» WRITTEN PROBLEM
Check each line below for the word "Sinh", and copy those that have it.

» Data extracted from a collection
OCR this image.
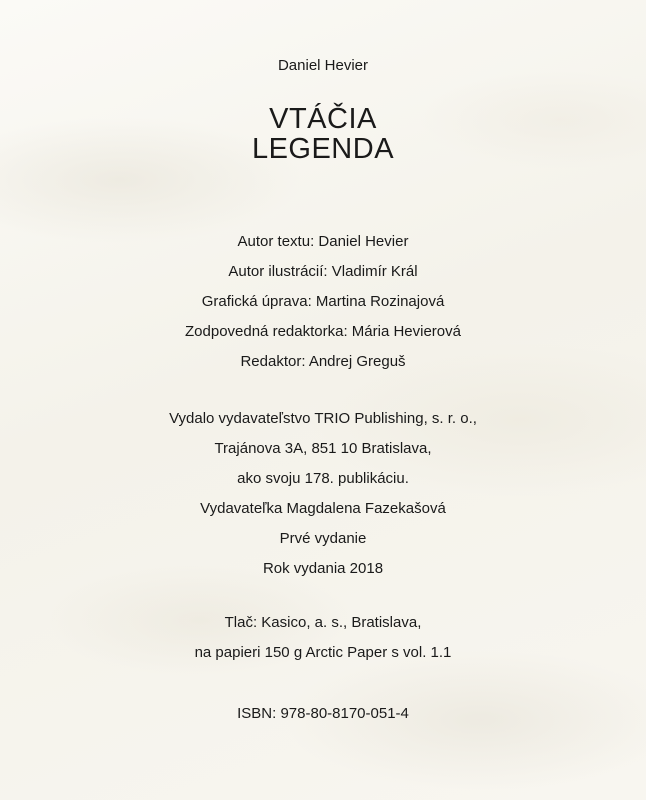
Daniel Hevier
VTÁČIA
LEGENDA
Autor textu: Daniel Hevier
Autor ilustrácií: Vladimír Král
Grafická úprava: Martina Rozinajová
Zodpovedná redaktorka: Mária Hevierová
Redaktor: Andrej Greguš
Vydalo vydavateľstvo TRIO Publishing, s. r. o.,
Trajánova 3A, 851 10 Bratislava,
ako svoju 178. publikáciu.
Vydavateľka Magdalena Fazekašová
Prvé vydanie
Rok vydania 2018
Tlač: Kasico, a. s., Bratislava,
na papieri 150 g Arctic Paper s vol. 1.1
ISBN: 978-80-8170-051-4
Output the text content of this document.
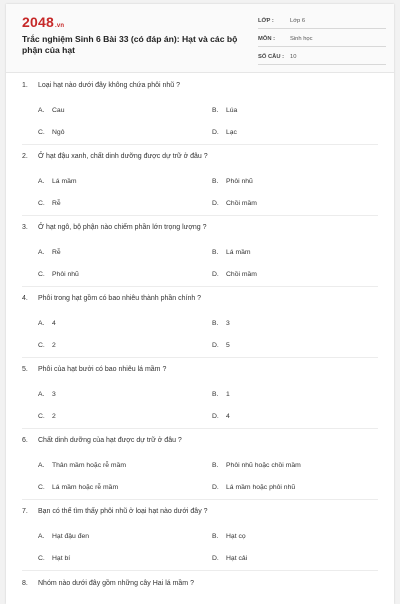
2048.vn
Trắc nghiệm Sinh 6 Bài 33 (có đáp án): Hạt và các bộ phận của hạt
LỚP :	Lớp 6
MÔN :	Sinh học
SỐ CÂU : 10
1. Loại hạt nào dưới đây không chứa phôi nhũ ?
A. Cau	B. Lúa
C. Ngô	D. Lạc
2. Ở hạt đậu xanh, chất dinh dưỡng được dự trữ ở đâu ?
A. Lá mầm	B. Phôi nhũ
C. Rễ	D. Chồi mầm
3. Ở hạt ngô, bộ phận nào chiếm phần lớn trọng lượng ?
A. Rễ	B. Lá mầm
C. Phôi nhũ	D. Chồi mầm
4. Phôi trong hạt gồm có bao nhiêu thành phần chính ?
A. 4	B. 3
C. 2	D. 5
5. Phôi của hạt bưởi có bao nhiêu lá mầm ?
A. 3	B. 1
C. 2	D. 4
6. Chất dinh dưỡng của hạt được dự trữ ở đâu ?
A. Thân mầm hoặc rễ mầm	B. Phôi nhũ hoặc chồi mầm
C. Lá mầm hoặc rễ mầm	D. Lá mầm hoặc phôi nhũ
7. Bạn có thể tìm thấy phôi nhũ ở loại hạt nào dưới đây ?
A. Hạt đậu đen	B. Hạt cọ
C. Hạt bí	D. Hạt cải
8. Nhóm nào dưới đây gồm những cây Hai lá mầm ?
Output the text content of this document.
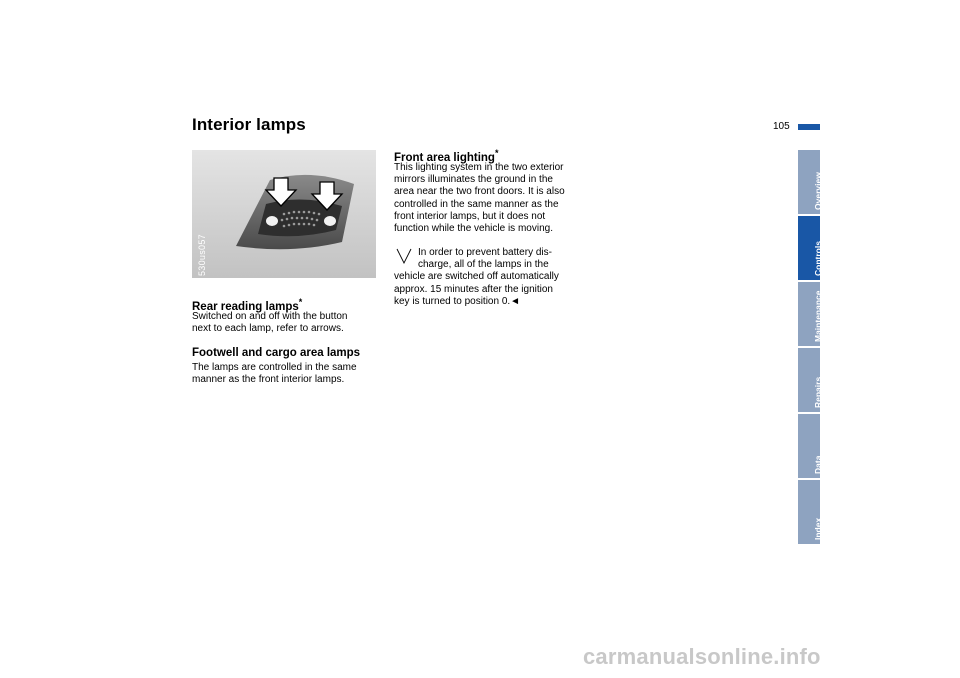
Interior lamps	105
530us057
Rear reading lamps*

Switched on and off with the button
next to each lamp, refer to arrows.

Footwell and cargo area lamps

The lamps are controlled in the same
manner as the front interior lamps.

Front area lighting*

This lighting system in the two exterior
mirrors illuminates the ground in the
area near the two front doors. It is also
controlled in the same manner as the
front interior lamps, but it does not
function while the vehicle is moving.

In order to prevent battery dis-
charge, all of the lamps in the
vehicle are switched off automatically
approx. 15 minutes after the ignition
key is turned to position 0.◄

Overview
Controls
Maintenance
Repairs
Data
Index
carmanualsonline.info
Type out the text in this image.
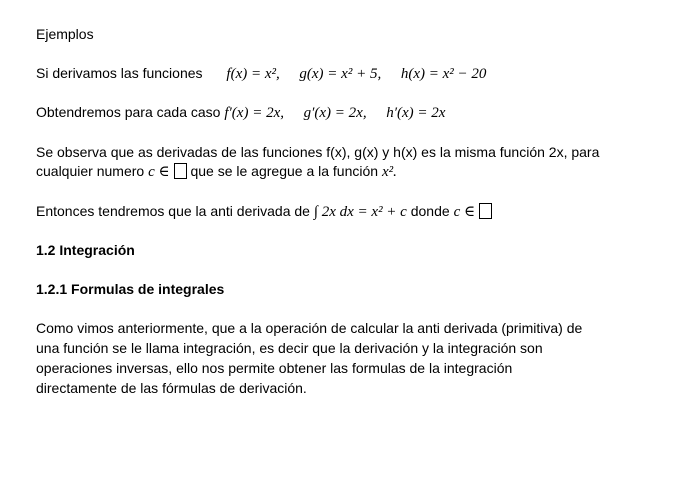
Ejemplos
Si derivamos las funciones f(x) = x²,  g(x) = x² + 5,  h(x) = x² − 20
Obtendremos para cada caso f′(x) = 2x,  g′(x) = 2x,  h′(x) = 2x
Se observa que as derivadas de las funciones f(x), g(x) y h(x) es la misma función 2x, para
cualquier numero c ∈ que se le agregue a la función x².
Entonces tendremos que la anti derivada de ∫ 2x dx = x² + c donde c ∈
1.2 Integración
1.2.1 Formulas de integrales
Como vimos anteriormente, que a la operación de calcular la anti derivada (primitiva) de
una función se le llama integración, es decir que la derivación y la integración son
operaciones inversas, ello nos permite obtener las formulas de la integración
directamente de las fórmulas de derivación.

--

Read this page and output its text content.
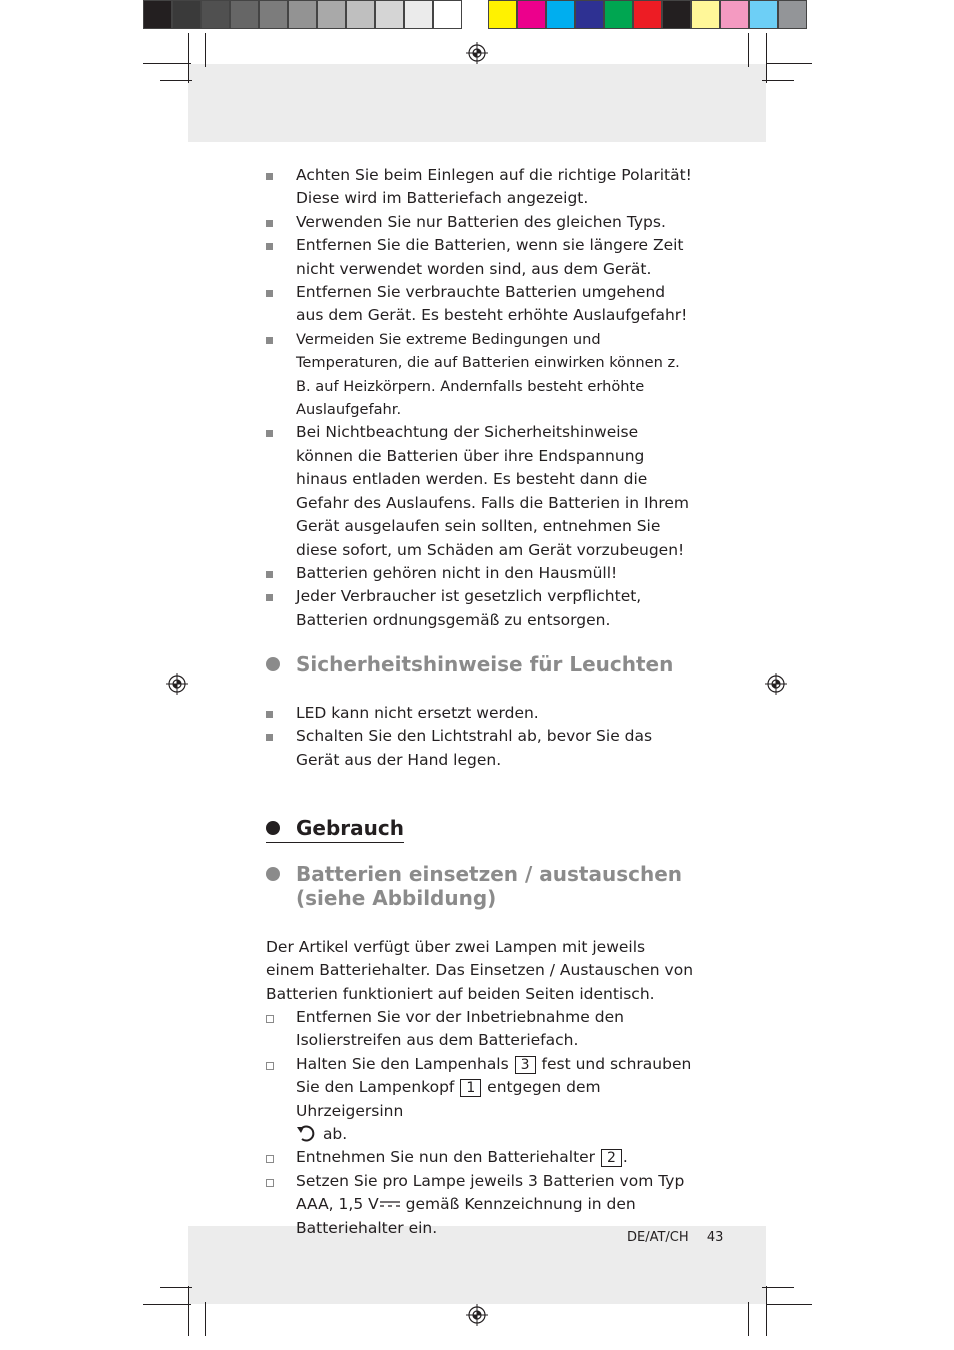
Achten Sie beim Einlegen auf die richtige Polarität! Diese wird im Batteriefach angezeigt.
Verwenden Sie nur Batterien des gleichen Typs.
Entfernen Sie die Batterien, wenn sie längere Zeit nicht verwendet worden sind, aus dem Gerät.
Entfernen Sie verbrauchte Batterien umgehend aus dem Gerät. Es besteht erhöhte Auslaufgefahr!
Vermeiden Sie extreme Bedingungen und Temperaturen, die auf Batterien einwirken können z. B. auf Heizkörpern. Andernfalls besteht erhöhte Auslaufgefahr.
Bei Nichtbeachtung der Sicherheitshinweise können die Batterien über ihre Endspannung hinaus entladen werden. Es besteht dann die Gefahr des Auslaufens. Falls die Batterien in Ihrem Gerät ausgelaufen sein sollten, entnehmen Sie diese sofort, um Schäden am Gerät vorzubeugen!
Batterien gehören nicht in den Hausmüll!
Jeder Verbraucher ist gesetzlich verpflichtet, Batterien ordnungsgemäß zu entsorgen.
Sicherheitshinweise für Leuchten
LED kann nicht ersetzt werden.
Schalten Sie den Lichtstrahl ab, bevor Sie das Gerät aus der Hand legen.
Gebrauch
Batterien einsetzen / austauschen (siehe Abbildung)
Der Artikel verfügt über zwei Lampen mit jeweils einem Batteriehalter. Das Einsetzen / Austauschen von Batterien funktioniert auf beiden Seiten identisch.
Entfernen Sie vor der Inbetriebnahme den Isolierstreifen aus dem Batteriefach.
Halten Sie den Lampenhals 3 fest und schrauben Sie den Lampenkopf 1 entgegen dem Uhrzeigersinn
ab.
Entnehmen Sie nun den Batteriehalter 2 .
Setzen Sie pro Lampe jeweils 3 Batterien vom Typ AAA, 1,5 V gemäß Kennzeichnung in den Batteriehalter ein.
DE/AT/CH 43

» PROBLEM SOLUTION
Trắc nghiệm Sinh 6 Bài 33 (có đáp án): Hạt và các bộ phận của hạt
MÔN :	Sinh học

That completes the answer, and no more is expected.